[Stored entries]
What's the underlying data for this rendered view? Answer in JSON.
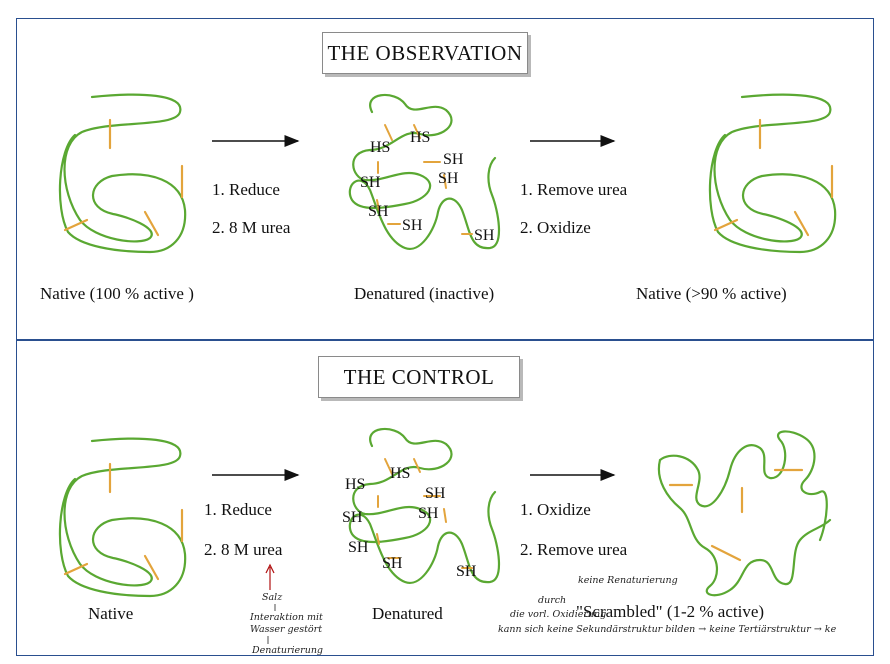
{
  "observation": {
    "title": "THE OBSERVATION",
    "native_label": "Native (100 % active )",
    "denatured_label": "Denatured (inactive)",
    "renatured_label": "Native (>90 % active)",
    "step1_items": [
      "1.  Reduce",
      "2.  8 M urea"
    ],
    "step2_items": [
      "1.  Remove urea",
      "2.  Oxidize"
    ],
    "groups": [
      "HS",
      "HS",
      "SH",
      "SH",
      "SH",
      "SH",
      "SH",
      "SH"
    ]
  },
  "control": {
    "title": "THE CONTROL",
    "native_label": "Native",
    "denatured_label": "Denatured",
    "scrambled_label": "\"Scrambled\" (1-2 % active)",
    "step1_items": [
      "1.  Reduce",
      "2.  8 M urea"
    ],
    "step2_items": [
      "1.  Oxidize",
      "2.  Remove urea"
    ],
    "groups": [
      "HS",
      "HS",
      "SH",
      "SH",
      "SH",
      "SH",
      "SH",
      "SH"
    ]
  },
  "handwriting": {
    "salt": "Salz",
    "interaction_1": "Interaktion mit",
    "interaction_2": "Wasser gestört",
    "denaturation": "Denaturierung",
    "no_renaturation": "keine Renaturierung",
    "through": "durch",
    "early_oxidation": "die vorl. Oxidierung",
    "chain": "kann sich keine Sekundärstruktur bilden → keine Tertiärstruktur → ke"
  },
  "colors": {
    "chain": "#5aa832",
    "disulfide": "#e3a43c",
    "border": "#2a4f8f",
    "annotation_red": "#b01010"
  }
}
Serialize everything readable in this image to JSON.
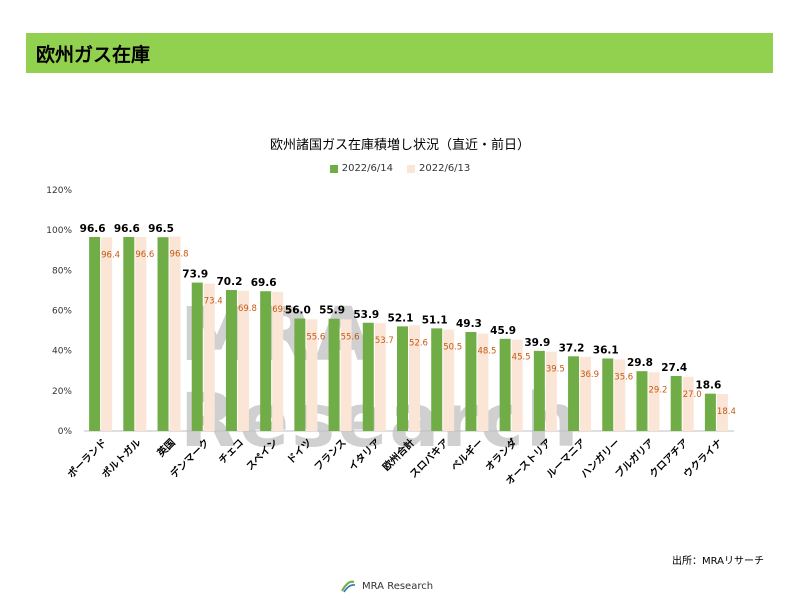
{
  "header": {
    "title": "欧州ガス在庫"
  },
  "source_text": "出所：MRAリサーチ",
  "footer": {
    "brand": "MRA Research"
  },
  "watermark": "MRA Research",
  "colors": {
    "accent": "#92d050",
    "series1": "#70ad47",
    "series2": "#fbe5d6",
    "label2": "#c55a11"
  },
  "chart_data": {
    "type": "bar",
    "title": "欧州諸国ガス在庫積増し状況（直近・前日）",
    "ylim": [
      0,
      120
    ],
    "yticks": [
      "0%",
      "20%",
      "40%",
      "60%",
      "80%",
      "100%",
      "120%"
    ],
    "legend_position": "top",
    "grid": false,
    "categories": [
      "ポーランド",
      "ポルトガル",
      "英国",
      "デンマーク",
      "チェコ",
      "スペイン",
      "ドイツ",
      "フランス",
      "イタリア",
      "欧州合計",
      "スロバキア",
      "ベルギー",
      "オランダ",
      "オーストリア",
      "ルーマニア",
      "ハンガリー",
      "ブルガリア",
      "クロアチア",
      "ウクライナ"
    ],
    "series": [
      {
        "name": "2022/6/14",
        "values": [
          96.6,
          96.6,
          96.5,
          73.9,
          70.2,
          69.6,
          56.0,
          55.9,
          53.9,
          52.1,
          51.1,
          49.3,
          45.9,
          39.9,
          37.2,
          36.1,
          29.8,
          27.4,
          18.6
        ],
        "labels": [
          "96.6",
          "96.6",
          "96.5",
          "73.9",
          "70.2",
          "69.6",
          "56.0",
          "55.9",
          "53.9",
          "52.1",
          "51.1",
          "49.3",
          "45.9",
          "39.9",
          "37.2",
          "36.1",
          "29.8",
          "27.4",
          "18.6"
        ]
      },
      {
        "name": "2022/6/13",
        "values": [
          96.4,
          96.6,
          96.8,
          73.4,
          69.8,
          69.3,
          55.6,
          55.6,
          53.7,
          52.6,
          50.5,
          48.5,
          45.5,
          39.5,
          36.9,
          35.6,
          29.2,
          27.0,
          18.4
        ],
        "labels": [
          "96.4",
          "96.6",
          "96.8",
          "73.4",
          "69.8",
          "69.3",
          "55.6",
          "55.6",
          "53.7",
          "52.6",
          "50.5",
          "48.5",
          "45.5",
          "39.5",
          "36.9",
          "35.6",
          "29.2",
          "27.0",
          "18.4"
        ]
      }
    ]
  }
}
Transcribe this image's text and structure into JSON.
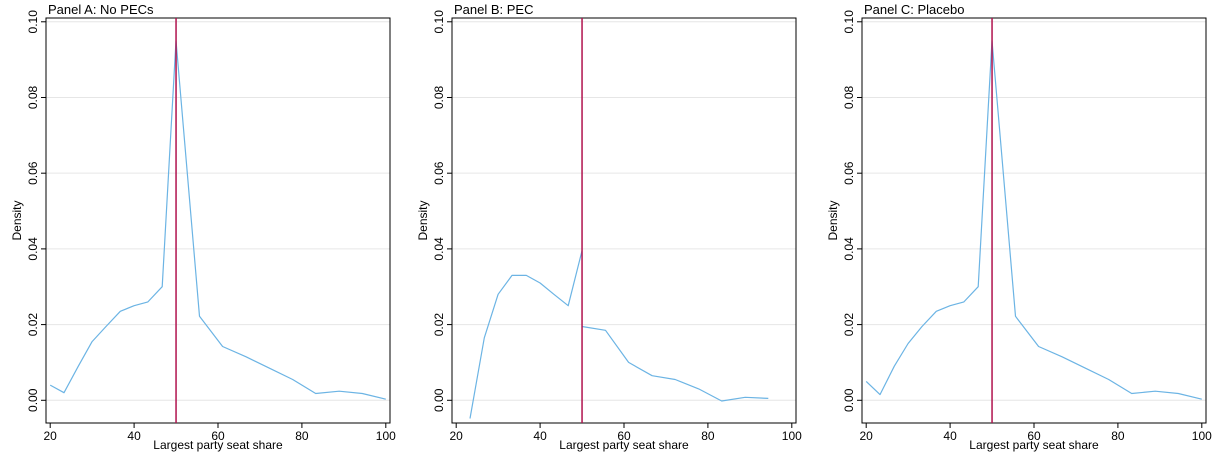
{
  "colors": {
    "series": "#6cb4e4",
    "cutoff": "#b0134e",
    "grid": "#e6e6e6",
    "frame": "#000000"
  },
  "chart_data": [
    {
      "type": "line",
      "title": "Panel A: No PECs",
      "xlabel": "Largest party seat share",
      "ylabel": "Density",
      "xlim": [
        19,
        101
      ],
      "ylim": [
        -0.006,
        0.101
      ],
      "xticks": [
        "20",
        "40",
        "60",
        "80",
        "100"
      ],
      "yticks": [
        "0.00",
        "0.02",
        "0.04",
        "0.06",
        "0.08",
        "0.10"
      ],
      "grid": true,
      "cutoff": 50,
      "series": [
        {
          "x": [
            20,
            23.3,
            26.7,
            30,
            33.3,
            36.7,
            40,
            43.3,
            46.7,
            50,
            55.6,
            61.1,
            66.7,
            72.2,
            77.8,
            83.3,
            88.9,
            94.4,
            100
          ],
          "y": [
            0.004,
            0.002,
            0.009,
            0.0155,
            0.0195,
            0.0235,
            0.025,
            0.026,
            0.03,
            0.095,
            0.0222,
            0.0142,
            0.0115,
            0.0085,
            0.0055,
            0.0018,
            0.0024,
            0.0018,
            0.0003
          ]
        }
      ]
    },
    {
      "type": "line",
      "title": "Panel B: PEC",
      "xlabel": "Largest party seat share",
      "ylabel": "Density",
      "xlim": [
        19,
        101
      ],
      "ylim": [
        -0.006,
        0.101
      ],
      "xticks": [
        "20",
        "40",
        "60",
        "80",
        "100"
      ],
      "yticks": [
        "0.00",
        "0.02",
        "0.04",
        "0.06",
        "0.08",
        "0.10"
      ],
      "grid": true,
      "cutoff": 50,
      "series": [
        {
          "x": [
            23.3,
            26.7,
            30,
            33.3,
            36.7,
            40,
            43.3,
            46.7,
            50
          ],
          "y": [
            -0.0048,
            0.0165,
            0.028,
            0.033,
            0.033,
            0.031,
            0.028,
            0.025,
            0.0395
          ]
        },
        {
          "x": [
            50,
            55.6,
            61.1,
            66.7,
            72.2,
            77.8,
            83.3,
            88.9,
            94.4
          ],
          "y": [
            0.0195,
            0.0185,
            0.01,
            0.0065,
            0.0055,
            0.003,
            -0.0002,
            0.0008,
            0.0005
          ]
        }
      ]
    },
    {
      "type": "line",
      "title": "Panel C: Placebo",
      "xlabel": "Largest party seat share",
      "ylabel": "Density",
      "xlim": [
        19,
        101
      ],
      "ylim": [
        -0.006,
        0.101
      ],
      "xticks": [
        "20",
        "40",
        "60",
        "80",
        "100"
      ],
      "yticks": [
        "0.00",
        "0.02",
        "0.04",
        "0.06",
        "0.08",
        "0.10"
      ],
      "grid": true,
      "cutoff": 50,
      "series": [
        {
          "x": [
            20,
            23.3,
            26.7,
            30,
            33.3,
            36.7,
            40,
            43.3,
            46.7,
            50,
            55.6,
            61.1,
            66.7,
            72.2,
            77.8,
            83.3,
            88.9,
            94.4,
            100
          ],
          "y": [
            0.005,
            0.0015,
            0.009,
            0.015,
            0.0195,
            0.0235,
            0.025,
            0.026,
            0.03,
            0.095,
            0.0222,
            0.0142,
            0.0115,
            0.0085,
            0.0055,
            0.0018,
            0.0024,
            0.0018,
            0.0003
          ]
        }
      ]
    }
  ]
}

### What the task requires
Look back over the material above and state how many lines hold the word "JSON". Write the number and nothing else.

### Exercise response
3